- Prompt -
Nothing in the records may be left out or altered; reproduce them all exactly.

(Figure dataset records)
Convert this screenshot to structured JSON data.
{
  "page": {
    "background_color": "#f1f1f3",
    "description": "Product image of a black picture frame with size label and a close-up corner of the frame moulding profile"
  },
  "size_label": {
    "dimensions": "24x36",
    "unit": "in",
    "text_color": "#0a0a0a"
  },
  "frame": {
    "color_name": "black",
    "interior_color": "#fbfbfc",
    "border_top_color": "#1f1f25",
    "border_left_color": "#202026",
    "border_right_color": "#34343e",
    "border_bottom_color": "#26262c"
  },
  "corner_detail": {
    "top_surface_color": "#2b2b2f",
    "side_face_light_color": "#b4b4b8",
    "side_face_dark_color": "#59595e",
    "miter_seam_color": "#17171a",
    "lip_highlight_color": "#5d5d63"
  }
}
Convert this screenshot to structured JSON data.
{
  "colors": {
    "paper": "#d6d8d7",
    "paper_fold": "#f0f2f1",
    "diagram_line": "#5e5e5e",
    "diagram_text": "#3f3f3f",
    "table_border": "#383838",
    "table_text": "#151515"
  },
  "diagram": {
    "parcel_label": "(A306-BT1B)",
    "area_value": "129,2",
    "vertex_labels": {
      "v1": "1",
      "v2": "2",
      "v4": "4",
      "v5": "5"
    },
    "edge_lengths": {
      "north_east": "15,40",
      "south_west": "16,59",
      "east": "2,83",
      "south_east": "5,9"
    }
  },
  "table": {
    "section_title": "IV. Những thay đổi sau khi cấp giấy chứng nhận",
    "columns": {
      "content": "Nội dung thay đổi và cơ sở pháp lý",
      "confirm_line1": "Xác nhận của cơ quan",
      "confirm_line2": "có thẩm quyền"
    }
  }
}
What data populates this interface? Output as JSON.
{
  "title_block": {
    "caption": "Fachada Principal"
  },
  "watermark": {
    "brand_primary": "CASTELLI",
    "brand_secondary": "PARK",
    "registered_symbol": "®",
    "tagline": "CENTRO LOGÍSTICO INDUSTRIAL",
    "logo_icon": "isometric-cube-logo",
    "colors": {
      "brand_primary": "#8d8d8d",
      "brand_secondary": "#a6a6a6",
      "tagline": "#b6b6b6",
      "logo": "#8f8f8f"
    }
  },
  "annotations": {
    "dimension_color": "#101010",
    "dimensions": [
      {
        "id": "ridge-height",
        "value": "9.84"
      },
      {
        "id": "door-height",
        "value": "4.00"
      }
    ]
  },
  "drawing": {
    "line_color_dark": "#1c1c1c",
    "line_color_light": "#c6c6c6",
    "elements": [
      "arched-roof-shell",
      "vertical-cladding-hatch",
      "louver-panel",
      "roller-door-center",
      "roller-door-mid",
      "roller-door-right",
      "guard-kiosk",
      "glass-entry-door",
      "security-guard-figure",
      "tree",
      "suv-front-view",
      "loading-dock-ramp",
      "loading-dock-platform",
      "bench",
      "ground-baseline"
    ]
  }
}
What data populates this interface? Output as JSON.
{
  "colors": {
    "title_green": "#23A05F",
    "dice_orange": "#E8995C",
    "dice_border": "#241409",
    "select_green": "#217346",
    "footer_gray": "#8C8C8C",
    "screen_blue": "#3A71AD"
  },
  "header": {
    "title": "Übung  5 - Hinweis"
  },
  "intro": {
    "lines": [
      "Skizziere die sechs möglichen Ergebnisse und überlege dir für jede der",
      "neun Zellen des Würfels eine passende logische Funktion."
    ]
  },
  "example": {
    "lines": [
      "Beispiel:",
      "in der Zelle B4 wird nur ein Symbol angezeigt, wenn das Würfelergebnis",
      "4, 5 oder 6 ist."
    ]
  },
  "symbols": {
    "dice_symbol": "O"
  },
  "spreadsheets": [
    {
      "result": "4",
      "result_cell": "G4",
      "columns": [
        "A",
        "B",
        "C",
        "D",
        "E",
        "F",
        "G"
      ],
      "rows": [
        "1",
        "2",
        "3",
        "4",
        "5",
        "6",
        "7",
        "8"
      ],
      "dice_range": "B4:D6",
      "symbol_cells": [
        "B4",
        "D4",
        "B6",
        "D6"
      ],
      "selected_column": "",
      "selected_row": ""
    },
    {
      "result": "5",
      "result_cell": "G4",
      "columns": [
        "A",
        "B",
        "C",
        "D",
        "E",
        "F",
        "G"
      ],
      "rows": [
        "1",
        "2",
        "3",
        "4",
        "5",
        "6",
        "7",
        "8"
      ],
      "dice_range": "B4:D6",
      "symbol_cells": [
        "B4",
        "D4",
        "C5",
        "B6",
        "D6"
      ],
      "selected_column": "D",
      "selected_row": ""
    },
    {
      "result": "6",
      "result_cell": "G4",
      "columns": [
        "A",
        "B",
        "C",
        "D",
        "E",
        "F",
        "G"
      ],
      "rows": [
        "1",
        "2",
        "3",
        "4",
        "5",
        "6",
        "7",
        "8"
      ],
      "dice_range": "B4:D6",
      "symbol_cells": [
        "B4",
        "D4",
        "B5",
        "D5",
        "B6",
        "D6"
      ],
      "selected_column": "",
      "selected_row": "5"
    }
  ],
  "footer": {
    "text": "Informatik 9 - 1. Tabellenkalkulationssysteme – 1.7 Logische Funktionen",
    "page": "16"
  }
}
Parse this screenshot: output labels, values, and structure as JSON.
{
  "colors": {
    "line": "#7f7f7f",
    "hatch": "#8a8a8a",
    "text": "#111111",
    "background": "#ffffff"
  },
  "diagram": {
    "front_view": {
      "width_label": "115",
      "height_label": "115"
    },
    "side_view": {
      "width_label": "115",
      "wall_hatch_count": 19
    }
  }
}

- Expected answer -
Convert this screenshot to structured JSON data.
{
  "page": {
    "background_color": "#f1f1f3",
    "description": "Product image of a black picture frame with size label and a close-up corner of the frame moulding profile"
  },
  "size_label": {
    "dimensions": "24x36",
    "unit": "in",
    "text_color": "#0a0a0a"
  },
  "frame": {
    "color_name": "black",
    "interior_color": "#fbfbfc",
    "border_top_color": "#1f1f25",
    "border_left_color": "#202026",
    "border_right_color": "#34343e",
    "border_bottom_color": "#26262c"
  },
  "corner_detail": {
    "top_surface_color": "#2b2b2f",
    "side_face_light_color": "#b4b4b8",
    "side_face_dark_color": "#59595e",
    "miter_seam_color": "#17171a",
    "lip_highlight_color": "#5d5d63"
  }
}
Convert this screenshot to structured JSON data.
{
  "colors": {
    "paper": "#d6d8d7",
    "paper_fold": "#f0f2f1",
    "diagram_line": "#5e5e5e",
    "diagram_text": "#3f3f3f",
    "table_border": "#383838",
    "table_text": "#151515"
  },
  "diagram": {
    "parcel_label": "(A306-BT1B)",
    "area_value": "129,2",
    "vertex_labels": {
      "v1": "1",
      "v2": "2",
      "v4": "4",
      "v5": "5"
    },
    "edge_lengths": {
      "north_east": "15,40",
      "south_west": "16,59",
      "east": "2,83",
      "south_east": "5,9"
    }
  },
  "table": {
    "section_title": "IV. Những thay đổi sau khi cấp giấy chứng nhận",
    "columns": {
      "content": "Nội dung thay đổi và cơ sở pháp lý",
      "confirm_line1": "Xác nhận của cơ quan",
      "confirm_line2": "có thẩm quyền"
    }
  }
}
What data populates this interface? Output as JSON.
{
  "title_block": {
    "caption": "Fachada Principal"
  },
  "watermark": {
    "brand_primary": "CASTELLI",
    "brand_secondary": "PARK",
    "registered_symbol": "®",
    "tagline": "CENTRO LOGÍSTICO INDUSTRIAL",
    "logo_icon": "isometric-cube-logo",
    "colors": {
      "brand_primary": "#8d8d8d",
      "brand_secondary": "#a6a6a6",
      "tagline": "#b6b6b6",
      "logo": "#8f8f8f"
    }
  },
  "annotations": {
    "dimension_color": "#101010",
    "dimensions": [
      {
        "id": "ridge-height",
        "value": "9.84"
      },
      {
        "id": "door-height",
        "value": "4.00"
      }
    ]
  },
  "drawing": {
    "line_color_dark": "#1c1c1c",
    "line_color_light": "#c6c6c6",
    "elements": [
      "arched-roof-shell",
      "vertical-cladding-hatch",
      "louver-panel",
      "roller-door-center",
      "roller-door-mid",
      "roller-door-right",
      "guard-kiosk",
      "glass-entry-door",
      "security-guard-figure",
      "tree",
      "suv-front-view",
      "loading-dock-ramp",
      "loading-dock-platform",
      "bench",
      "ground-baseline"
    ]
  }
}
What data populates this interface? Output as JSON.
{
  "colors": {
    "title_green": "#23A05F",
    "dice_orange": "#E8995C",
    "dice_border": "#241409",
    "select_green": "#217346",
    "footer_gray": "#8C8C8C",
    "screen_blue": "#3A71AD"
  },
  "header": {
    "title": "Übung  5 - Hinweis"
  },
  "intro": {
    "lines": [
      "Skizziere die sechs möglichen Ergebnisse und überlege dir für jede der",
      "neun Zellen des Würfels eine passende logische Funktion."
    ]
  },
  "example": {
    "lines": [
      "Beispiel:",
      "in der Zelle B4 wird nur ein Symbol angezeigt, wenn das Würfelergebnis",
      "4, 5 oder 6 ist."
    ]
  },
  "symbols": {
    "dice_symbol": "O"
  },
  "spreadsheets": [
    {
      "result": "4",
      "result_cell": "G4",
      "columns": [
        "A",
        "B",
        "C",
        "D",
        "E",
        "F",
        "G"
      ],
      "rows": [
        "1",
        "2",
        "3",
        "4",
        "5",
        "6",
        "7",
        "8"
      ],
      "dice_range": "B4:D6",
      "symbol_cells": [
        "B4",
        "D4",
        "B6",
        "D6"
      ],
      "selected_column": "",
      "selected_row": ""
    },
    {
      "result": "5",
      "result_cell": "G4",
      "columns": [
        "A",
        "B",
        "C",
        "D",
        "E",
        "F",
        "G"
      ],
      "rows": [
        "1",
        "2",
        "3",
        "4",
        "5",
        "6",
        "7",
        "8"
      ],
      "dice_range": "B4:D6",
      "symbol_cells": [
        "B4",
        "D4",
        "C5",
        "B6",
        "D6"
      ],
      "selected_column": "D",
      "selected_row": ""
    },
    {
      "result": "6",
      "result_cell": "G4",
      "columns": [
        "A",
        "B",
        "C",
        "D",
        "E",
        "F",
        "G"
      ],
      "rows": [
        "1",
        "2",
        "3",
        "4",
        "5",
        "6",
        "7",
        "8"
      ],
      "dice_range": "B4:D6",
      "symbol_cells": [
        "B4",
        "D4",
        "B5",
        "D5",
        "B6",
        "D6"
      ],
      "selected_column": "",
      "selected_row": "5"
    }
  ],
  "footer": {
    "text": "Informatik 9 - 1. Tabellenkalkulationssysteme – 1.7 Logische Funktionen",
    "page": "16"
  }
}
Parse this screenshot: output labels, values, and structure as JSON.
{
  "colors": {
    "line": "#7f7f7f",
    "hatch": "#8a8a8a",
    "text": "#111111",
    "background": "#ffffff"
  },
  "diagram": {
    "front_view": {
      "width_label": "115",
      "height_label": "115"
    },
    "side_view": {
      "width_label": "115",
      "wall_hatch_count": 19
    }
  }
}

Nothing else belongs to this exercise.